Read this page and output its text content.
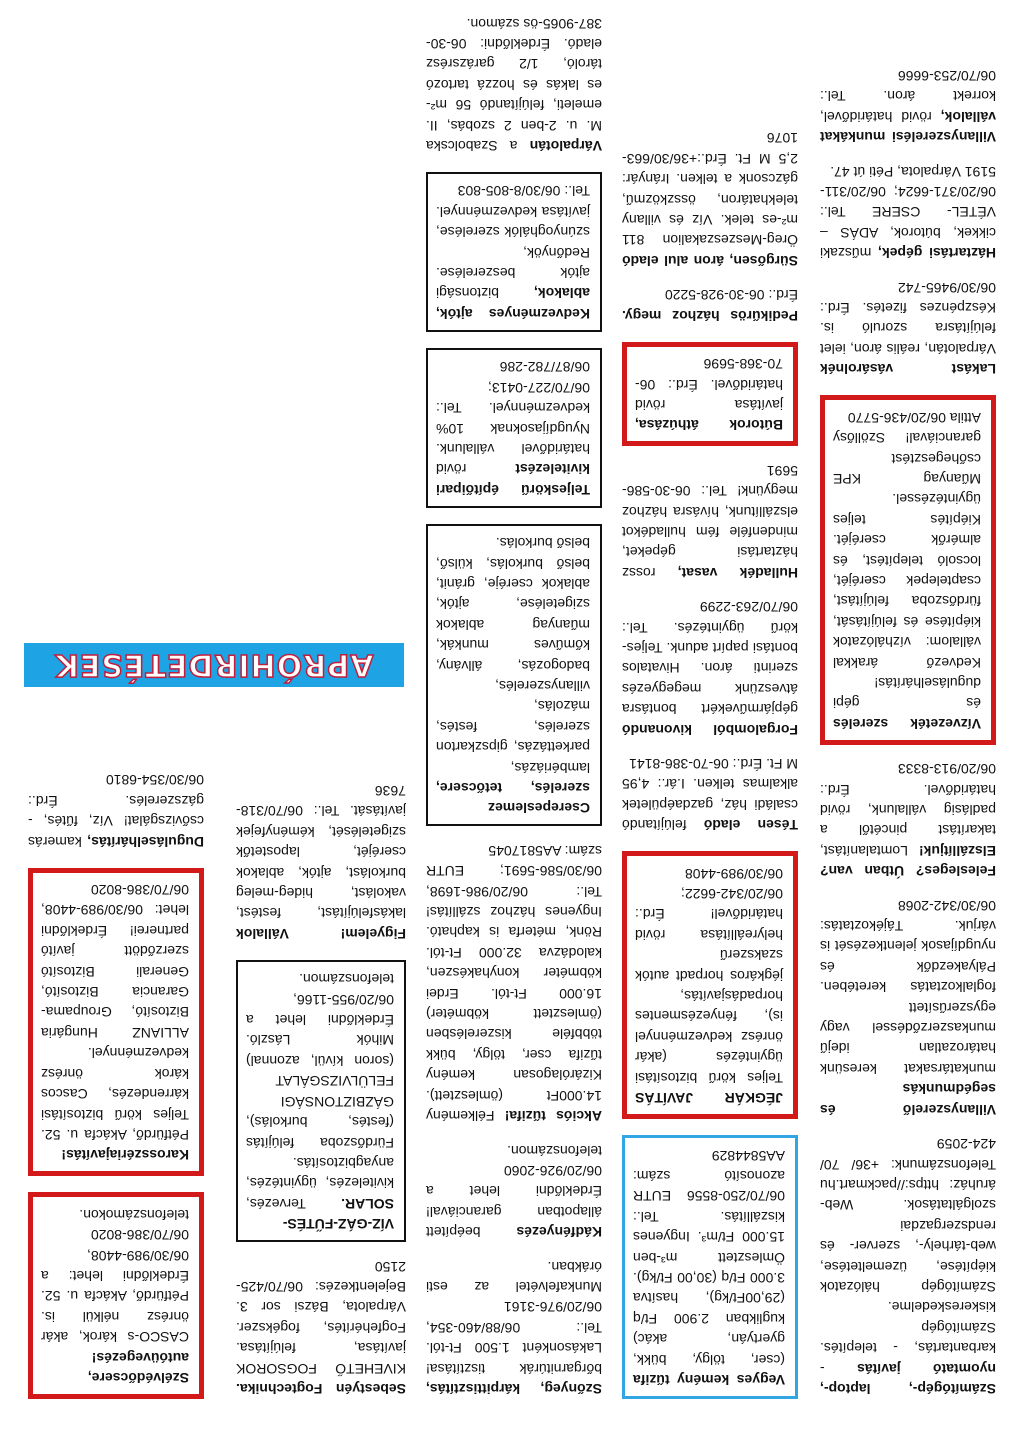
Számítógép-, laptop-, nyomtató javítás - karbantartás, - telepítés. Számítógép kiskereskedelme. Számítógép hálózatok kiépítése, üzemeltetése, web-tárhely-, szerver- és rendszergazdai szolgáltatások. Web-áruház: https://packmart.hu Telefonszámunk: +36/ 70/ 424-2059
Villanyszerelő és segédmunkás munkatársakat keresünk határozatlan idejű munkaszerződéssel vagy egyszerűsített foglalkoztatás keretében. Pályakezdők és nyugdíjasok jelentkezését is várjuk. Tájékoztatás: 06/30/342-2068
Felesleges? Útban van? Elszállítjuk! Lomtalanítást, takarítást pincétől a padlásig vállalunk, rövid határidővel. Érd.: 06/20/913-8333
Vízvezeték szerelés és gépi duguláselhárítás! Kedvező árakkal vállalom: vízhálózatok kiépítése és felújítását, fürdőszoba felújítást, csaptelepek cseréjét, locsoló telepítést, és almérők cseréjét. Kiépítés teljes ügyintézéssel. Műanyag KPE csőhegesztést garanciával! Szöllősy Attila 06/20/436-5770
Lakást vásárolnék Várpalotán, reális áron, ielet felújításra szoruló is. Készpénzes fizetés. Érd.: 06/30/9465-742
Háztartási gépek, műszaki cikkek, bútorok, ADÁS – VÉTEL- CSERE Tel.: 06/20/371-6624; 06/20/311-5191 Várpalota, Péti út 47.
Villanyszerelési munkákat vállalok, rövid határidővel, korrekt áron. Tel.: 06/70/253-6666
Vegyes kemény tűzifa (cser, tölgy, bükk, gyertyán, akác) kuglikban 2.900 Ft/q (29,00Ft/kg), hasítva 3.000 Ft/q (30,00 Ft/kg). Ömlesztett m³-ben 15.000 Ft/m³. Ingyenes kiszállítás. Tel.: 06/70/250-8556 EUTR azonosító szám: AA5844829
JÉGKÁR JAVÍTÁS Teljes körű biztosítási ügyintézés (akár önrész kedvezménnyel is), fényezésmentes horpadásjavítás, jégkáros horpadt autók szakszerű helyreállítása rövid határidővel! Érd.: 06/20/342-6622; 06/30/989-4408
Tésen eladó felújítandó családi ház, gazdaépületek alkalmas telken. I.ár.: 4,95 M Ft. Érd.: 06-70-386-8141
Forgalomból kivonandó gépjárművekért bontásra átveszünk megegyezés szerinti áron. Hivatalos bontási papírt adunk. Teljes-körű ügyintézés. Tel.: 06/70/263-2299
Hulladék vasat, rossz háztartási gépeket, mindenféle fém hulladékot elszállítunk, hívásra házhoz megyünk! Tel.: 06-30-586-5691
Bútorok áthúzása, javítása rövid határidővel. Érd.: 06-70-368-5696
Pedikűrös házhoz megy. Érd.: 06-30-928-5220
Sürgősen, áron alul eladó Öreg-Meszeszakalion 811 m²-es telek. Víz és villany telekhatáron, összközmű, gázcsonk a telken. Irányár: 2,5 M Ft. Érd.:+36/30/663-1076
Szőnyeg, kárpittisztítás, bőrgarnitúrák tisztítása! Lakásonként 1.500 Ft-tól. Tel.: 06/88/460-354, 06/20/976-3161 Munkafelvétel az esti órákban.
Kádfényezés beépített állapotban garanciával! Érdeklődni lehet a 06/20/926-2060 telefonszámon.
Akciós tűzifa! Félkemény 14.000Ft (ömlesztett). Kizárólagosan kemény tűzifa cser, tölgy, bükk többféle kiszerelésben (ömlesztett köbméter) 16.000 Ft-tól. Erdei köbméter konyhakészen, kalodázva 32.000 Ft-tól. Rönk, méterfa is kapható. Ingyenes házhoz szállítás! Tel.: 06/20/986-1698, 06/30/586-5691; EUTR szám: AA5817045
Cserepeslemez szerelés, tetőcsere, lambériázás, parkettázás, gipszkarton szerelés, festés, mázolás, villanyszerelés, badogozás, állvány, kőműves munkák, műanyag ablakok szigetelése, ajtók, ablakok cseréje, gránit, belső burkolás, külső, belső burkolás.
Teljeskörű építőipari kivitelezést rövid határidővel vállalunk. Nyugdíjasoknak 10% kedvezménnyel. Tel.: 06/70/227-0413; 06/87/782-286
Kedvezményes ajtók, ablakok, biztonsági ajtók beszerelése. Redőnyök, szúnyoghálók szerelése, javítása kedvezménnyel. Tel.: 06/30/8-805-803
Várpalotán a Szabolcska M. u. 2-ben 2 szobás, II. emeleti, felújítandó 56 m²-es lakás és hozzá tartozó tároló, 1/2 garázsrész eladó. Érdeklődni: 06-30-387-9065-ös számon.
Sebestyén Fogtechnika. KIVEHETŐ FOGSOROK javítása, felújítása. Fogfehérítés, fogékszer. Várpalota, Bázsi sor 3. Bejelentkezés: 06/70/425-2150
VÍZ-GÁZ-FŰTÉS-SOLAR. Tervezés, kivitelezés, ügyintézés, anyagbiztosítás. Fürdőszoba felújítás (festés, burkolás), GÁZBIZTONSÁGI FELÜLVIZSGÁLAT (soron kívül, azonnal) Mihók László. Érdeklődni lehet a 06/20/955-1166, telefonszámon.
Figyelem! Vállalok lakásfelújítást, festést, vakolást, hideg-meleg burkolást, ajtók, ablakok cseréjét, lapostetők szigetelését, kéményfejek javítását. Tel.: 06/70/318-7636
Szélvédőcsere, autóüvegezés! CASCO-s károk, akár önrész nélkül is. Pétfürdő, Akácfa u. 52. Érdeklődni lehet: a 06/30/989-4408, 06/70/386-8020 telefonszámokon.
Karosszériajavítás! Pétfürdő, Akácfa u. 52. Teljes körű biztosítási kárrendezés, Cascos károk önrész kedvezménnyel. ALLIANZ Hungária Biztosító, Groupama-Garancia Biztosító, Generali Biztosító szerződött javító partnerei! Érdeklődni lehet: 06/30/989-4408, 06/70/386-8020
Duguláselhárítás, kamerás csővizsgálat! Víz, fűtés, - gázszerelés. Érd.: 06/30/354-6810
APRÓHIRDETÉSEK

....

■ **Aim**:
For each line in the data above that contains the string "eladó", extract the line.

■ **Finished task**:
Tésen eladó felújítandó családi ház, gazdaépületek alkalmas telken. I.ár.: 4,95 M Ft. Érd.: 06-70-386-8141
Sürgősen, áron alul eladó Öreg-Meszeszakalion 811 m²-es telek. Víz és villany telekhatáron, összközmű, gázcsonk a telken. Irányár: 2,5 M Ft. Érd.:+36/30/663-1076
Várpalotán a Szabolcska M. u. 2-ben 2 szobás, II. emeleti, felújítandó 56 m²-es lakás és hozzá tartozó tároló, 1/2 garázsrész eladó. Érdeklődni: 06-30-387-9065-ös számon.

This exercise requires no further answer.